» SET TASK:
The material below holds pictures; leave them out and reproduce exactly the lines from the one with "Decode this image" through the one with "Give me the", inclusive.

----

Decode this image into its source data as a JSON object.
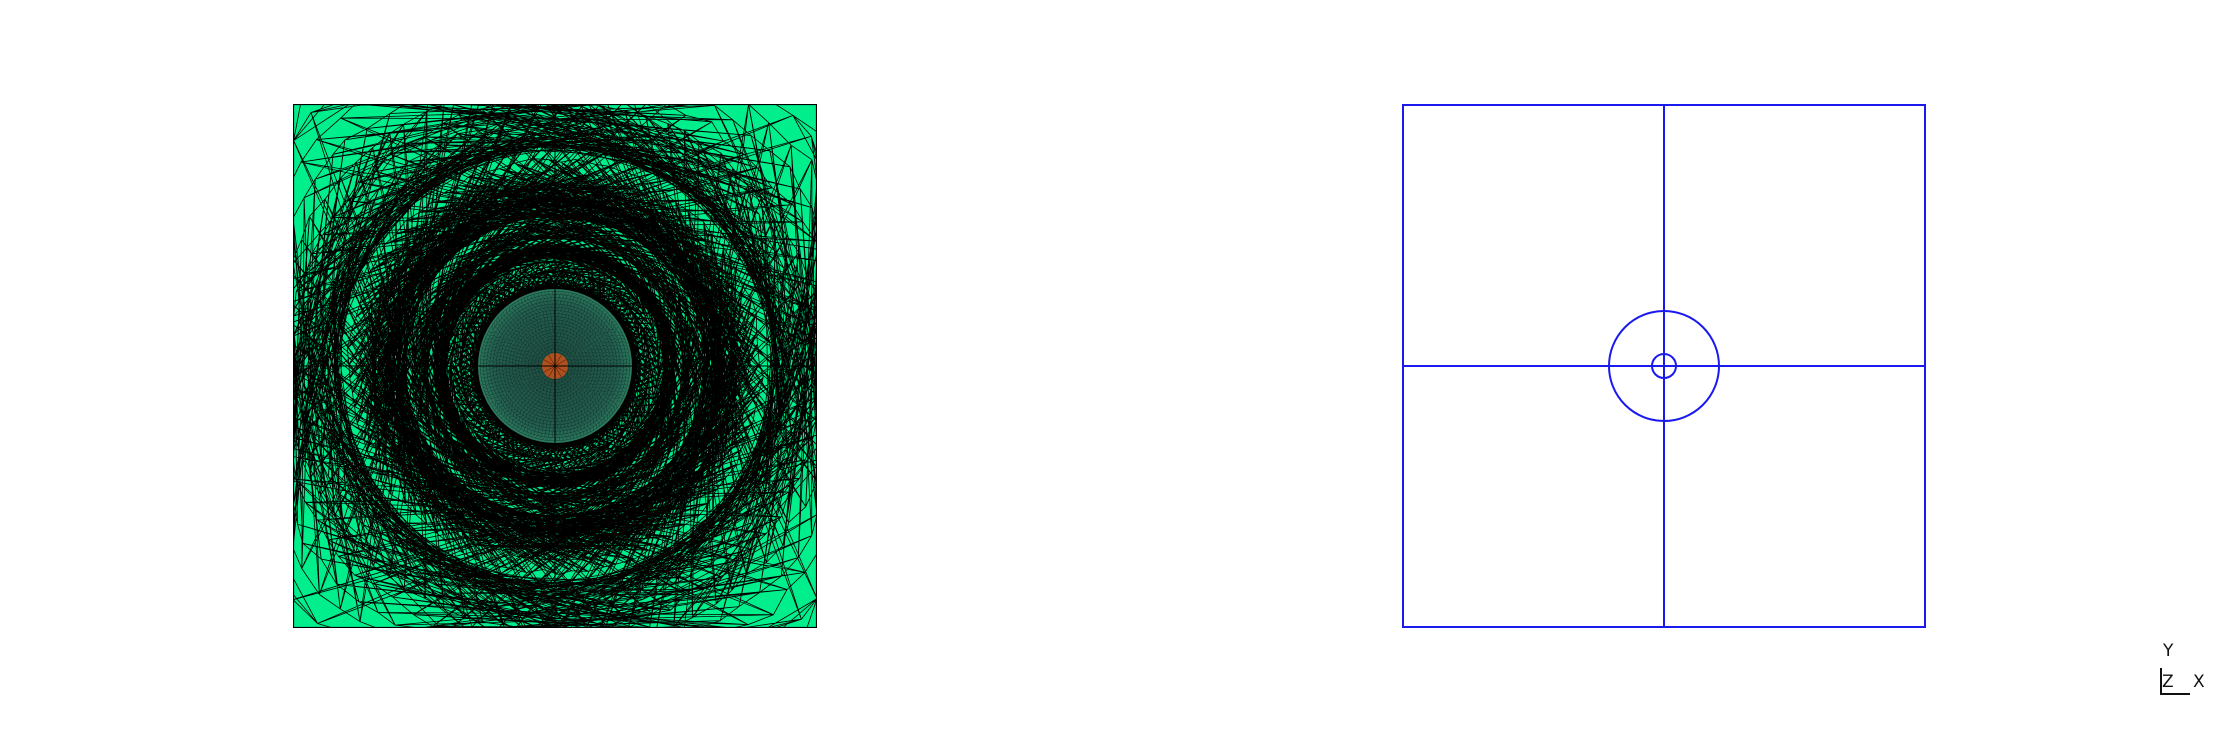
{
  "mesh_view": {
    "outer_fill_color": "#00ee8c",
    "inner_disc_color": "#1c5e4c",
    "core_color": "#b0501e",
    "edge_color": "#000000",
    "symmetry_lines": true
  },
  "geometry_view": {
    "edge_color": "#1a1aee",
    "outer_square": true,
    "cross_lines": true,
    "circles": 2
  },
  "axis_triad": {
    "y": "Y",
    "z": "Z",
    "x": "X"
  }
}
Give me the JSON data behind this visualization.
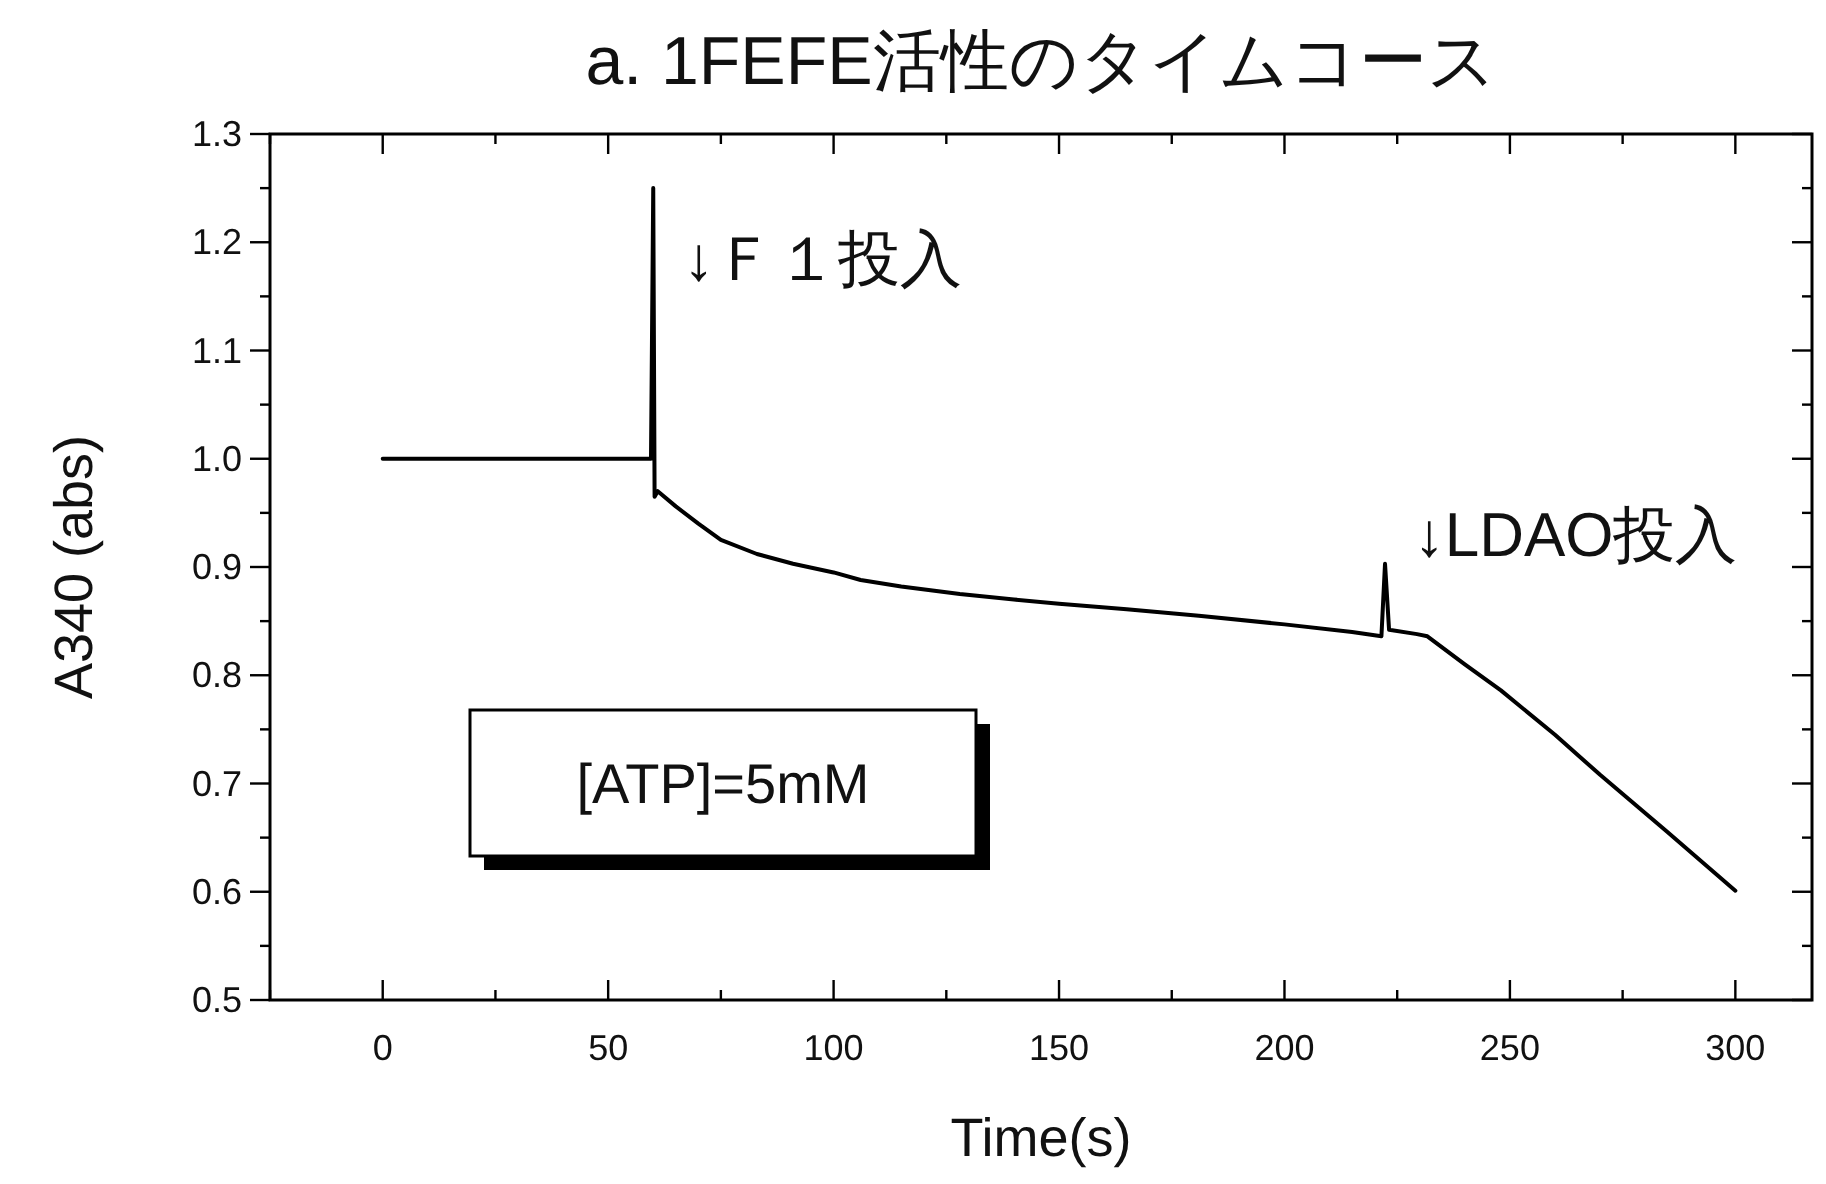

----

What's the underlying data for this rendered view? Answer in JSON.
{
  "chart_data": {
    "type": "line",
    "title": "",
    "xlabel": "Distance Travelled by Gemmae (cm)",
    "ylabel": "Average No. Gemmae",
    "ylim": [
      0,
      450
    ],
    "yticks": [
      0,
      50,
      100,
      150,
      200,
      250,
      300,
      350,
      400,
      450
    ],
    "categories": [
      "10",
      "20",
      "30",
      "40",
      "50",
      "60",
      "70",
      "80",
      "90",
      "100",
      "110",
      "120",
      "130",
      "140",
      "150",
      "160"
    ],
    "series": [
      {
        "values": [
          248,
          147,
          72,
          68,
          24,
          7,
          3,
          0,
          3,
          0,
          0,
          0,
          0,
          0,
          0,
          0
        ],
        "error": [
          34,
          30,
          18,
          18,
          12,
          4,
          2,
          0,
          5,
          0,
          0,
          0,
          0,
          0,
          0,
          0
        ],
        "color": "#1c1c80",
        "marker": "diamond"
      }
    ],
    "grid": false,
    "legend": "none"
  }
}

----

» IN RESPONSE:
Decode this image into its source data as a JSON object.
{
  "mesh_view": {
    "outer_fill_color": "#00ee8c",
    "inner_disc_color": "#1c5e4c",
    "core_color": "#b0501e",
    "edge_color": "#000000",
    "symmetry_lines": true
  },
  "geometry_view": {
    "edge_color": "#1a1aee",
    "outer_square": true,
    "cross_lines": true,
    "circles": 2
  },
  "axis_triad": {
    "y": "Y",
    "z": "Z",
    "x": "X"
  }
}
Give me the JSON data behind this visualization.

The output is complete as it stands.